Figure contents as structured data
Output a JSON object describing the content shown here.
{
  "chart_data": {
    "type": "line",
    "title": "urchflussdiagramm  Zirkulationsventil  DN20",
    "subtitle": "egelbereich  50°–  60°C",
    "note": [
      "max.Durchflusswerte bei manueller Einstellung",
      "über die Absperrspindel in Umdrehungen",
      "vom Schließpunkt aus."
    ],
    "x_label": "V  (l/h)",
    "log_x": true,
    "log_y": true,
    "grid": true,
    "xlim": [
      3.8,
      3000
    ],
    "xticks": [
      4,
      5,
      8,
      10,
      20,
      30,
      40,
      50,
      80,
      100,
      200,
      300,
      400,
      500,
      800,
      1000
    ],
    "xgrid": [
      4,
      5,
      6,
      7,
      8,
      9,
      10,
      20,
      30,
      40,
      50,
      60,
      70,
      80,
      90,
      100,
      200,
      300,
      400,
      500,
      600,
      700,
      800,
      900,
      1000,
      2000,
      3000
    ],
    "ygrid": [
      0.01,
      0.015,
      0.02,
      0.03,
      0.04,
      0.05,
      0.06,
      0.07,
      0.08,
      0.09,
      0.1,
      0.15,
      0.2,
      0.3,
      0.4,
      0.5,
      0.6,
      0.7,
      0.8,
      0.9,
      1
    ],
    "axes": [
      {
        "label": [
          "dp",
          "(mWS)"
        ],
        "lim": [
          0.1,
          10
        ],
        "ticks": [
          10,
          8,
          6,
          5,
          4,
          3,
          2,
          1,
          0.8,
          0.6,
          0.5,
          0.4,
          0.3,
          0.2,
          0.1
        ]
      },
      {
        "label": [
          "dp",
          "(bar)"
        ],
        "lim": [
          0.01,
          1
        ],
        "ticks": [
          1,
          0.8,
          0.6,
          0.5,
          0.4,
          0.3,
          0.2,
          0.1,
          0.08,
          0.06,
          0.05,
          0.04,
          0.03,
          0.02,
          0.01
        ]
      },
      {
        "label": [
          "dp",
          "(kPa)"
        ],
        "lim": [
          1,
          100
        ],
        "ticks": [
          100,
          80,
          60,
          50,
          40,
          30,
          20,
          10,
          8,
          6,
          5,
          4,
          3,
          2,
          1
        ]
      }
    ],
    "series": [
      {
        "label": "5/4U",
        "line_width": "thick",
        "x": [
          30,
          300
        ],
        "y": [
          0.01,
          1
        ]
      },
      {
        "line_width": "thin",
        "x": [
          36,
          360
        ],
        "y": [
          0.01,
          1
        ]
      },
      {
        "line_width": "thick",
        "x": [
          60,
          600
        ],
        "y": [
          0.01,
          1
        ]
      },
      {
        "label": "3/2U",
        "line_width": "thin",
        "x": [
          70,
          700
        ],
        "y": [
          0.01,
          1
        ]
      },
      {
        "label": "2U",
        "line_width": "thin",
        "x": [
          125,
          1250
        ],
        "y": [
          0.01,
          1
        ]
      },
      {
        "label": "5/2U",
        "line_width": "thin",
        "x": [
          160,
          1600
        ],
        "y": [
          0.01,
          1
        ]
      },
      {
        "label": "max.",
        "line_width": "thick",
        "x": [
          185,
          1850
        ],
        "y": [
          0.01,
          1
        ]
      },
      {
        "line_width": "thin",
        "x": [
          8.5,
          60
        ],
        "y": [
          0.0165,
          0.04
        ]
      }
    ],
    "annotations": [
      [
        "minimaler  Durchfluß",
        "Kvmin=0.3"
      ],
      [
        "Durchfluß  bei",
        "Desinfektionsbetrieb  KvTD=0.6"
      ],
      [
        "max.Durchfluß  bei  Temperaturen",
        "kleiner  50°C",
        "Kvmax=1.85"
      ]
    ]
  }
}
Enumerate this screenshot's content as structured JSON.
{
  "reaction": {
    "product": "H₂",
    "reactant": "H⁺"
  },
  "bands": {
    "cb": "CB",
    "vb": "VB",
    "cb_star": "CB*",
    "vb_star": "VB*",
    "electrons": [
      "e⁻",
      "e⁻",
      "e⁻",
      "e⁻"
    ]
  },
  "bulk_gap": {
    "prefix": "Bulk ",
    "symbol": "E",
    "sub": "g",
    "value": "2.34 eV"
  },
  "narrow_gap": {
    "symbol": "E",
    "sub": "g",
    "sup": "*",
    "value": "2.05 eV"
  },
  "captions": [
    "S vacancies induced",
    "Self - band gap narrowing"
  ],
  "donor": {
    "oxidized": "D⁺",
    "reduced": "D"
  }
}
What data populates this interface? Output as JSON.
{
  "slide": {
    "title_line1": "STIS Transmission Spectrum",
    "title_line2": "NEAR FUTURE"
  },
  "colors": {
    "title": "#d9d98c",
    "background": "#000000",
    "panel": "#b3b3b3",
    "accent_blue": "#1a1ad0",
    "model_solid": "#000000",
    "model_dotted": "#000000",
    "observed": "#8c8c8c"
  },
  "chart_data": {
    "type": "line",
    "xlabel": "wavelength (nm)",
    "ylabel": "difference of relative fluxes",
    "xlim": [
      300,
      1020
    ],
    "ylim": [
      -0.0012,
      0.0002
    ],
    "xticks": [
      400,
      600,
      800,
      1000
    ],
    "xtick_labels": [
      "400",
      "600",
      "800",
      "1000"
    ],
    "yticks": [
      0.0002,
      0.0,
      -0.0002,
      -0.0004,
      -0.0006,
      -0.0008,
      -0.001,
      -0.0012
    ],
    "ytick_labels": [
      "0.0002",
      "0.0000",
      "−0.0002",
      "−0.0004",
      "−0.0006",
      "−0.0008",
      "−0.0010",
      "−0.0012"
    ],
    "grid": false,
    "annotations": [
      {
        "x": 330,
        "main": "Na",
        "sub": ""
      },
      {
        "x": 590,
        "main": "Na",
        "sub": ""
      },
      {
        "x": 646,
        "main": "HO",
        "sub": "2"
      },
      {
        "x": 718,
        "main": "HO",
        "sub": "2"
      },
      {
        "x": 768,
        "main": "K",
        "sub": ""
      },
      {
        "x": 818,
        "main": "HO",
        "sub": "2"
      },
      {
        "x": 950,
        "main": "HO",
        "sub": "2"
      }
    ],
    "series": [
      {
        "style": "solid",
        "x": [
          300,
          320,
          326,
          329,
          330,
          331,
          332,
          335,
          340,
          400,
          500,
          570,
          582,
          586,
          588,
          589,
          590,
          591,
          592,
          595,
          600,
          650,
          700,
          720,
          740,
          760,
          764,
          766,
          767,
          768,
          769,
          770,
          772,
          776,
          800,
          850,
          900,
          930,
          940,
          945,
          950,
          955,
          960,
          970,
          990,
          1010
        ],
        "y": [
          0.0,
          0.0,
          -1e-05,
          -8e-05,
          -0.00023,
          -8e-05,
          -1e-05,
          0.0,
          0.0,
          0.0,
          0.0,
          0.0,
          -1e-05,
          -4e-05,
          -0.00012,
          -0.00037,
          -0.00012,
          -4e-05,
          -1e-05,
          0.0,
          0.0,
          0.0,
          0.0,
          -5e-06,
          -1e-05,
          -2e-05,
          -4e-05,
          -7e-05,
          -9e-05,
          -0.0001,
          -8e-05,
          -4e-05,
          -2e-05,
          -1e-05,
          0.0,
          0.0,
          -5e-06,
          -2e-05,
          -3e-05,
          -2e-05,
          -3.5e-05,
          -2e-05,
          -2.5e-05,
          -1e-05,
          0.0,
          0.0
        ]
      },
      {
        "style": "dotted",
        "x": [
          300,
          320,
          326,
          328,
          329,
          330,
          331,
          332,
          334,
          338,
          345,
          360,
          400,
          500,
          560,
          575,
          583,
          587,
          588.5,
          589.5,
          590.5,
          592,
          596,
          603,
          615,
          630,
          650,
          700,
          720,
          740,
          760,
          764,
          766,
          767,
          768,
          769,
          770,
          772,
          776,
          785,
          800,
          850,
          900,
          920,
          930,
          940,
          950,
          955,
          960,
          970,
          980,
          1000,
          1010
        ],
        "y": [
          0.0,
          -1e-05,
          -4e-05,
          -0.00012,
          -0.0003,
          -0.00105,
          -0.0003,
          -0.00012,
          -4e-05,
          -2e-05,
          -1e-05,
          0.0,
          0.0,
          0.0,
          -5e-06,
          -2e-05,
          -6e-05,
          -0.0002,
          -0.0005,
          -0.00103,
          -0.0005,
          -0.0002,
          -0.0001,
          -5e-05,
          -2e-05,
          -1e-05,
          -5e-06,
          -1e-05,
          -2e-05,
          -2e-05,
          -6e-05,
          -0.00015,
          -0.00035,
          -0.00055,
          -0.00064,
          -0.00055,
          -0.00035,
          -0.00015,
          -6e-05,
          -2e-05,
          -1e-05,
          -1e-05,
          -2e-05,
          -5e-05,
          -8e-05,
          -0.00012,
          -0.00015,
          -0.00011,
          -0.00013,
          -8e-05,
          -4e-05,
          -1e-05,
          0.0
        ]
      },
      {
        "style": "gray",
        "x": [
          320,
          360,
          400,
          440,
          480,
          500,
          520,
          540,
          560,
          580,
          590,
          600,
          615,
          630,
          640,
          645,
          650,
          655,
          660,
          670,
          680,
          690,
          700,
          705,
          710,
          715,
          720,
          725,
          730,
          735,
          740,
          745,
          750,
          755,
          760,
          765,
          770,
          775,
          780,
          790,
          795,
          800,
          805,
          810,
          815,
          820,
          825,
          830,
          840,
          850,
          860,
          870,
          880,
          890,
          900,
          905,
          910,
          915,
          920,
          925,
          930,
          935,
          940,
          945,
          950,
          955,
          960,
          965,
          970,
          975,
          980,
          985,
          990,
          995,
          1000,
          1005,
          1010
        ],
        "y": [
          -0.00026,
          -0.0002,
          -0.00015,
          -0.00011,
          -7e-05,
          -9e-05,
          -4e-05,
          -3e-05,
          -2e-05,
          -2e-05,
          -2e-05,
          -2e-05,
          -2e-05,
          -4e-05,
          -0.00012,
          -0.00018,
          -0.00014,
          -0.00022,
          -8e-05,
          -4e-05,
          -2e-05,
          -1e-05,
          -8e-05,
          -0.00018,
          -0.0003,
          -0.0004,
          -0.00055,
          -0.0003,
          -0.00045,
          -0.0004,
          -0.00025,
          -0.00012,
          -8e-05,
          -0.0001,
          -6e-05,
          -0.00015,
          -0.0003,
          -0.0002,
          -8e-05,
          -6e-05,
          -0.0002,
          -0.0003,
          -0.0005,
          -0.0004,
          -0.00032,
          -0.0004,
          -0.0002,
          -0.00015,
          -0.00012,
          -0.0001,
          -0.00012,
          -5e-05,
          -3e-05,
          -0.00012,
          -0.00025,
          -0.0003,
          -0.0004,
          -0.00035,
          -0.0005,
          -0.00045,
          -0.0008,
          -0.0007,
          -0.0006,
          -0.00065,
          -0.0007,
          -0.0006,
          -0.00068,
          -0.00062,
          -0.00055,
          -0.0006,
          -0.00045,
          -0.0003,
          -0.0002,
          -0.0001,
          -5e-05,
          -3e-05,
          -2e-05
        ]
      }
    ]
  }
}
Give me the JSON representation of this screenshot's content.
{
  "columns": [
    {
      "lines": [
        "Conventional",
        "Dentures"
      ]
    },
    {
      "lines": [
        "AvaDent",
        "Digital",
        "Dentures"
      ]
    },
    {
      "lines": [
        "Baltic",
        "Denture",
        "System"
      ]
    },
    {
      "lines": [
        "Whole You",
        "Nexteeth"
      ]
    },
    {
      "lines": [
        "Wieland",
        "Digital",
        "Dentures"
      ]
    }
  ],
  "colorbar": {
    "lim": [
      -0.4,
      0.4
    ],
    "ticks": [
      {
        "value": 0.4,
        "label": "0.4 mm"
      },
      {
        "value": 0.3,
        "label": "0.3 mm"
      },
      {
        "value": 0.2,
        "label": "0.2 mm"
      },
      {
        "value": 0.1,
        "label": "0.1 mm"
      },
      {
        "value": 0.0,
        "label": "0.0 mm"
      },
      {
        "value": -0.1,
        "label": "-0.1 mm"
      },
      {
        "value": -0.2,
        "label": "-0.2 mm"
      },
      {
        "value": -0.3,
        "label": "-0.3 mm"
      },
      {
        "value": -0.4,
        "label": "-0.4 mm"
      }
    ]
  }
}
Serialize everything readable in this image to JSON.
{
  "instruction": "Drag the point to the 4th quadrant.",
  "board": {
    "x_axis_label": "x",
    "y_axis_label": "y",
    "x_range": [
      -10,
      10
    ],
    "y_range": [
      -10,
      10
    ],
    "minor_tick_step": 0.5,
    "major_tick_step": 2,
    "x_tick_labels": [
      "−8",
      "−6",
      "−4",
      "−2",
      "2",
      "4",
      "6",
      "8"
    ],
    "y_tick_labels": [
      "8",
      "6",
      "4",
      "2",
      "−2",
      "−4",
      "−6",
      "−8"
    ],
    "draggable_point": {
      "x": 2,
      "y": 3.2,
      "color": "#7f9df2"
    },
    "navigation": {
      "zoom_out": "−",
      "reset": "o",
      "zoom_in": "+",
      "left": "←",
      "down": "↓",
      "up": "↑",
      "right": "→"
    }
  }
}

:: What you are asked to do ::
In the listing above, find the line containing "Serialize everything readable", then reproduce it and each line after it through the end, exactly and with nothing added.

:: Response to the task ::
Serialize everything readable in this image to JSON.
{
  "instruction": "Drag the point to the 4th quadrant.",
  "board": {
    "x_axis_label": "x",
    "y_axis_label": "y",
    "x_range": [
      -10,
      10
    ],
    "y_range": [
      -10,
      10
    ],
    "minor_tick_step": 0.5,
    "major_tick_step": 2,
    "x_tick_labels": [
      "−8",
      "−6",
      "−4",
      "−2",
      "2",
      "4",
      "6",
      "8"
    ],
    "y_tick_labels": [
      "8",
      "6",
      "4",
      "2",
      "−2",
      "−4",
      "−6",
      "−8"
    ],
    "draggable_point": {
      "x": 2,
      "y": 3.2,
      "color": "#7f9df2"
    },
    "navigation": {
      "zoom_out": "−",
      "reset": "o",
      "zoom_in": "+",
      "left": "←",
      "down": "↓",
      "up": "↑",
      "right": "→"
    }
  }
}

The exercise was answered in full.